* _SET PROBLEM_:
Find each line containing the string "statement" and return it.

* _LISTING_:
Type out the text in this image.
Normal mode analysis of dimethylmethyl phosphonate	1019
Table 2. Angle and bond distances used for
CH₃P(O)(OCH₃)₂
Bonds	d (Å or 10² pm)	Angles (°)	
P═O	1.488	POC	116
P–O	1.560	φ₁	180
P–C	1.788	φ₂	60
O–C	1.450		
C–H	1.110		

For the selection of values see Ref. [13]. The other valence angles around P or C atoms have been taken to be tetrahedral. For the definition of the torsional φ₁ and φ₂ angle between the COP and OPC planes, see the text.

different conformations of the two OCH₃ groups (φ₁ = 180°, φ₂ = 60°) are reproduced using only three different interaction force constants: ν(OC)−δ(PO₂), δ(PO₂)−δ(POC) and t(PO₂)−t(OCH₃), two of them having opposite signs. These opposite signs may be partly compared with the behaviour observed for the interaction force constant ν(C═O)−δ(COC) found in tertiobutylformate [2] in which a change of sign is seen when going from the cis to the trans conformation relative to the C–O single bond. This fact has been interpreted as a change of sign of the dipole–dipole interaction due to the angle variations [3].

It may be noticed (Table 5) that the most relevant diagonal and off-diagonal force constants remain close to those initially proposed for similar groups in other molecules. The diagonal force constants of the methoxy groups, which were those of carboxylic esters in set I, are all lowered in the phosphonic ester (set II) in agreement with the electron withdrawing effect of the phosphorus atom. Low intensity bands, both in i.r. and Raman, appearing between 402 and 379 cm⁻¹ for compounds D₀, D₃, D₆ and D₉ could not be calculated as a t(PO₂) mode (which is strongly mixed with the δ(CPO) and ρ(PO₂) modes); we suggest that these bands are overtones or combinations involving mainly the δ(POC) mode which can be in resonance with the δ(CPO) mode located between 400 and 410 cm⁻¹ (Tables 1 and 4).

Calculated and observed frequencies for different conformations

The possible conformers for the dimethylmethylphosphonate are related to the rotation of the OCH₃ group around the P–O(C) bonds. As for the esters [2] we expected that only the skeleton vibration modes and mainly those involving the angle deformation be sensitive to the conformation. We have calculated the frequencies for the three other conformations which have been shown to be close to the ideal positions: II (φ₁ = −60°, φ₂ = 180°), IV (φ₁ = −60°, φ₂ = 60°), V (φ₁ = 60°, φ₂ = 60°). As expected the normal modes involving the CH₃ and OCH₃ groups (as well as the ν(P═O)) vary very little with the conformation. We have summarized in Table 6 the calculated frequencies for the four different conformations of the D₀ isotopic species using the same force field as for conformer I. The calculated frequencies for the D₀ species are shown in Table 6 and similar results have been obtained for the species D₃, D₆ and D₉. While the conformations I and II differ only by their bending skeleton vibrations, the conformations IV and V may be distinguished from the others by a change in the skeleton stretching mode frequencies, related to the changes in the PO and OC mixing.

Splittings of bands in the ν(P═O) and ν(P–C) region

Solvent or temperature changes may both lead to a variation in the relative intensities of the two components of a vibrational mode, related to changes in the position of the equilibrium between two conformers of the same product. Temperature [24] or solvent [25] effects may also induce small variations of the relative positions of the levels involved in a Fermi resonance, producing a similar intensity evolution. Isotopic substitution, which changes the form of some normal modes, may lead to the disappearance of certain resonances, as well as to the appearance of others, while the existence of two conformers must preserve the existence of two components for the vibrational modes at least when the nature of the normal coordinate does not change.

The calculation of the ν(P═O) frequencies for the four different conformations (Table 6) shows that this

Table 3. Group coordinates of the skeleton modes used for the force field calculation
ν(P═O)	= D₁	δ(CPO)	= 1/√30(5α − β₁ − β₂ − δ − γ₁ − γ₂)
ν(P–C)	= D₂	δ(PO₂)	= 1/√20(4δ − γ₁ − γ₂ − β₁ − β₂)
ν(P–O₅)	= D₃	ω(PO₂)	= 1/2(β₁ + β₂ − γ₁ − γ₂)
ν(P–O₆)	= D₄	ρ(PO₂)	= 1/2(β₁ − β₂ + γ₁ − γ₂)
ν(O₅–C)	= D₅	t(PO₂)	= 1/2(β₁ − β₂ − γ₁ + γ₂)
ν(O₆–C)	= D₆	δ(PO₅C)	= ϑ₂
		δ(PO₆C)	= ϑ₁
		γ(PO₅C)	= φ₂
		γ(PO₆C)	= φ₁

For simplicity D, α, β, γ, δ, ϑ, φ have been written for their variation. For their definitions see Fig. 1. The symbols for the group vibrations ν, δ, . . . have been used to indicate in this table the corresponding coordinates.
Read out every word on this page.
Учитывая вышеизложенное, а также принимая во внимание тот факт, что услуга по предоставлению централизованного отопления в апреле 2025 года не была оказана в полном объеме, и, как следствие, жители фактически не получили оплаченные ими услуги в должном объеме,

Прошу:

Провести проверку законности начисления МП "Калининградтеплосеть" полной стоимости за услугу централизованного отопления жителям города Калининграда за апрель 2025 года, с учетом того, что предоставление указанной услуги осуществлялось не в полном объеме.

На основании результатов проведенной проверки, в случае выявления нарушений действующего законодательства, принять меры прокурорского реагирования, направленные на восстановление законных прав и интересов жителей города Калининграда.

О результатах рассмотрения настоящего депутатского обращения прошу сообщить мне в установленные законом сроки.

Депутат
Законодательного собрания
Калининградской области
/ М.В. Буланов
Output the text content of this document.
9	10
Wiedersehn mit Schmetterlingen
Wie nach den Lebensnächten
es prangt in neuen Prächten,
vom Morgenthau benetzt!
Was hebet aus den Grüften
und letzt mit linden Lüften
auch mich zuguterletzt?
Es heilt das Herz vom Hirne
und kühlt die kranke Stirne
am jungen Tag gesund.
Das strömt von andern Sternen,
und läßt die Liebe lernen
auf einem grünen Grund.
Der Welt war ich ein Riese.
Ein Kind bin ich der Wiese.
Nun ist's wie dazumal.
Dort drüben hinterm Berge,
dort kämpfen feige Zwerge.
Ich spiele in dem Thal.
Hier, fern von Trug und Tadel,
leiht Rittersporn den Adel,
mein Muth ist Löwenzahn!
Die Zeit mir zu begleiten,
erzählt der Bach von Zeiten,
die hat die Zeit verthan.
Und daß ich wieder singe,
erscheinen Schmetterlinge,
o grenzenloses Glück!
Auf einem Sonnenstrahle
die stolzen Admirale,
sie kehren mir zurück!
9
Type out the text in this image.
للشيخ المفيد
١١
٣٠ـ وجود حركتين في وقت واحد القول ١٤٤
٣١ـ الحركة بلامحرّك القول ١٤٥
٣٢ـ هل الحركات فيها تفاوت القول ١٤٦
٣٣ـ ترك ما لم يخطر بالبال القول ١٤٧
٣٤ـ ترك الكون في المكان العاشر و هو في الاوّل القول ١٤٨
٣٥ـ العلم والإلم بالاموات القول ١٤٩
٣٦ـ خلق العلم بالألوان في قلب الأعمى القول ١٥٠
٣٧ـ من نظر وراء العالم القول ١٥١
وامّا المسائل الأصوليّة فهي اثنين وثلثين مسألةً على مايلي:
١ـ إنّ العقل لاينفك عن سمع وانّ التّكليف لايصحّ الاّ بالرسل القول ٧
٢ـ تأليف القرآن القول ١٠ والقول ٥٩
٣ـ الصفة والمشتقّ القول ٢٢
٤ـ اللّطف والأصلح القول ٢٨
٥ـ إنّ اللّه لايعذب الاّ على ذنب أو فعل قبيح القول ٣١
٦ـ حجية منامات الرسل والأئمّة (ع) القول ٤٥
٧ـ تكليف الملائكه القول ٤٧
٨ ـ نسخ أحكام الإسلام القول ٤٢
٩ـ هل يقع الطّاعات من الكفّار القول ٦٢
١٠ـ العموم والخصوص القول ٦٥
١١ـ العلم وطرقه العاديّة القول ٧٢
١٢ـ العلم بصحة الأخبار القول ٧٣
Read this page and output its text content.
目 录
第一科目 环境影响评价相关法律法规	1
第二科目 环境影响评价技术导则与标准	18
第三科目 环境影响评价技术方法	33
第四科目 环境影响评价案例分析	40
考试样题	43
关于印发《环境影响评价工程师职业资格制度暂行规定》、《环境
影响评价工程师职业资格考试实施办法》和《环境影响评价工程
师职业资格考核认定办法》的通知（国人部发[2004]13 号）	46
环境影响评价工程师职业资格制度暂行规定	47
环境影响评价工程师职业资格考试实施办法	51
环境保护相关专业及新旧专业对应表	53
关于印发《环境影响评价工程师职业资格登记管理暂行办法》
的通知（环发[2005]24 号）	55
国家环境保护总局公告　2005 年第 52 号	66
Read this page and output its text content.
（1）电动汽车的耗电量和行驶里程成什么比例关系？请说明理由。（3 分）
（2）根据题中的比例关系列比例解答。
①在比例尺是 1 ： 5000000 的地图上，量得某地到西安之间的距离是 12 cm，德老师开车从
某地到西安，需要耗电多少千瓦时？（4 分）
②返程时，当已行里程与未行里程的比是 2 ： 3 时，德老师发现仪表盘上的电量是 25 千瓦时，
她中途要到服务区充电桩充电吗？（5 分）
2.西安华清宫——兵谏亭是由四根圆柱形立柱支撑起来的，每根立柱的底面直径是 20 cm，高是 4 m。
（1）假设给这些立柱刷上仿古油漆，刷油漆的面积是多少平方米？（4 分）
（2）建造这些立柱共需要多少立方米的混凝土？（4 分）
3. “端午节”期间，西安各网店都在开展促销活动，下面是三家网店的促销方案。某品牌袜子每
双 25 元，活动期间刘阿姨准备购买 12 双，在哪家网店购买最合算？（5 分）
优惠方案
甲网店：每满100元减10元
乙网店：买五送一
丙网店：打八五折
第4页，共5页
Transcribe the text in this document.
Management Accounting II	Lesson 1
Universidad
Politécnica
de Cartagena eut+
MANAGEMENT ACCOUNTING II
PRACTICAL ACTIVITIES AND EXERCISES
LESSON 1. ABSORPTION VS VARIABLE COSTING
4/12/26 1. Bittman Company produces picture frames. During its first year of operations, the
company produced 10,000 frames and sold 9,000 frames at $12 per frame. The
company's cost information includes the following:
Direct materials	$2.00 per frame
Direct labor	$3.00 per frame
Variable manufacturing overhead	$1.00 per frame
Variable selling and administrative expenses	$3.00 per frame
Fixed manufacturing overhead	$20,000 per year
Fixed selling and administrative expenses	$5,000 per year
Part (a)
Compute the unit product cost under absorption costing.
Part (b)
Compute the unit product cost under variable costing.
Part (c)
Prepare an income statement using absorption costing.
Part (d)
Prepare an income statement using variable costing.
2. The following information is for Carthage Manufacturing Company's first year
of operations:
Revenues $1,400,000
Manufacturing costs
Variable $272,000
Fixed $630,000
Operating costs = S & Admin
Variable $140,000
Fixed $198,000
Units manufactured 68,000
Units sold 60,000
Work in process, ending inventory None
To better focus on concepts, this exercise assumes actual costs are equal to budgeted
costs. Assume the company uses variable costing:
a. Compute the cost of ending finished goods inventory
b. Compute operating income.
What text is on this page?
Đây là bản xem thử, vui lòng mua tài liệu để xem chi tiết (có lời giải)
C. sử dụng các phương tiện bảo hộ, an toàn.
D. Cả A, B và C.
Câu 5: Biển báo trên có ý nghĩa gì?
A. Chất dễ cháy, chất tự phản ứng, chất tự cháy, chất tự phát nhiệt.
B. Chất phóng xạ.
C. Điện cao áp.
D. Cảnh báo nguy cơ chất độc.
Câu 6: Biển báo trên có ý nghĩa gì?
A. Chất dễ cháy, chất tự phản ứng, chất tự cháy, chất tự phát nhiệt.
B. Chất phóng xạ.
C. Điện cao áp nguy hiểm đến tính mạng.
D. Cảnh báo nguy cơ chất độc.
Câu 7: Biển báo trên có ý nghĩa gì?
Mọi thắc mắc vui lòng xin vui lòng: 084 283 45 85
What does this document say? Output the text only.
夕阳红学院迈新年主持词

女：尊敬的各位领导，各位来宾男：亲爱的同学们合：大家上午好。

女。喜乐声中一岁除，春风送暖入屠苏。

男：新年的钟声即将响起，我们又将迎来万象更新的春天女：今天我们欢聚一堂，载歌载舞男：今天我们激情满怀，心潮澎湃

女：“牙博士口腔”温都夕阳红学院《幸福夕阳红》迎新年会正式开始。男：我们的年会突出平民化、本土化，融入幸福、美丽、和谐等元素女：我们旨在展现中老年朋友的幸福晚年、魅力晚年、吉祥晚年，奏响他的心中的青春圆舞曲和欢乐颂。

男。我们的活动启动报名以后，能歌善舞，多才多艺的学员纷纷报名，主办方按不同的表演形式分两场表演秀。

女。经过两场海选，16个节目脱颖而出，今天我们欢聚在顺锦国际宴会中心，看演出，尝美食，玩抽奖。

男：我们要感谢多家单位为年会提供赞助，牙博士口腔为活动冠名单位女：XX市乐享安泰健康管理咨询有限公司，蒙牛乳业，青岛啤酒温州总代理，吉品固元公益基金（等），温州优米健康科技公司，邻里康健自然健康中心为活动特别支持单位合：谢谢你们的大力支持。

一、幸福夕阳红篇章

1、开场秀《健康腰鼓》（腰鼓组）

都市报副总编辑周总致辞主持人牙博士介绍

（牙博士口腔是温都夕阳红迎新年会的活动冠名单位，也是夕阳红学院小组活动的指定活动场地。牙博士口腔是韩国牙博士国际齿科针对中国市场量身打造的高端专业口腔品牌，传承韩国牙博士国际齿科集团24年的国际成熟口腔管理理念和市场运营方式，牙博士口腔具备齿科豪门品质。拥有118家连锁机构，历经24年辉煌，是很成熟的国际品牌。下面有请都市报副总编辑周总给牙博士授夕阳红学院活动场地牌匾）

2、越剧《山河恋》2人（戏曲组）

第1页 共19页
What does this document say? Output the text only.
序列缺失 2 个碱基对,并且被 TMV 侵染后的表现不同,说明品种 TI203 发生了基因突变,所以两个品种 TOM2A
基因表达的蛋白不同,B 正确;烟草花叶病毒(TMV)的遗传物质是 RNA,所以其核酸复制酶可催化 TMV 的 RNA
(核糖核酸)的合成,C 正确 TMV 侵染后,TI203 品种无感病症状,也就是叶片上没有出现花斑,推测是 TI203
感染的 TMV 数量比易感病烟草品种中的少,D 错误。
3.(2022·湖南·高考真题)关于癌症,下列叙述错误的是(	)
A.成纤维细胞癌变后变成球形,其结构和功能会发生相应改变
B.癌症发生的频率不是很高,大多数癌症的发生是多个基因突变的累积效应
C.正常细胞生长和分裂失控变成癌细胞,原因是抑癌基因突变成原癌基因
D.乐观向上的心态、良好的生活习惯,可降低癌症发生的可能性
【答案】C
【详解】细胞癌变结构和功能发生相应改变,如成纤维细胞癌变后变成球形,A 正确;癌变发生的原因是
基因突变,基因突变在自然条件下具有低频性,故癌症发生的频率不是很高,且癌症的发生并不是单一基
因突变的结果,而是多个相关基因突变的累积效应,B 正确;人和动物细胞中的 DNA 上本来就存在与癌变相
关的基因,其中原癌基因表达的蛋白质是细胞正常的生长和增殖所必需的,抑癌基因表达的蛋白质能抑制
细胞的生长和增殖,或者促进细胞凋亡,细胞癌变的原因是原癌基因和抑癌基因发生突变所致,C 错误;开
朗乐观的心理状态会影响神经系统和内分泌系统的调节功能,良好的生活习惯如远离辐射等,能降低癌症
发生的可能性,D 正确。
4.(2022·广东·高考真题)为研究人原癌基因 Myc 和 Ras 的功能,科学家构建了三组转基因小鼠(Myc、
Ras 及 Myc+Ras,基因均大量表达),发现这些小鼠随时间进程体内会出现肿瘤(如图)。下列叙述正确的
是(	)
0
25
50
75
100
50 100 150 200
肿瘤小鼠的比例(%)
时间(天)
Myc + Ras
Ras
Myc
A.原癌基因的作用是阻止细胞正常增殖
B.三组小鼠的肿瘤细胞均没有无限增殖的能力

* _SOLUTION FOR THIS TASK_:
Prepare an income statement using absorption costing.
Prepare an income statement using variable costing.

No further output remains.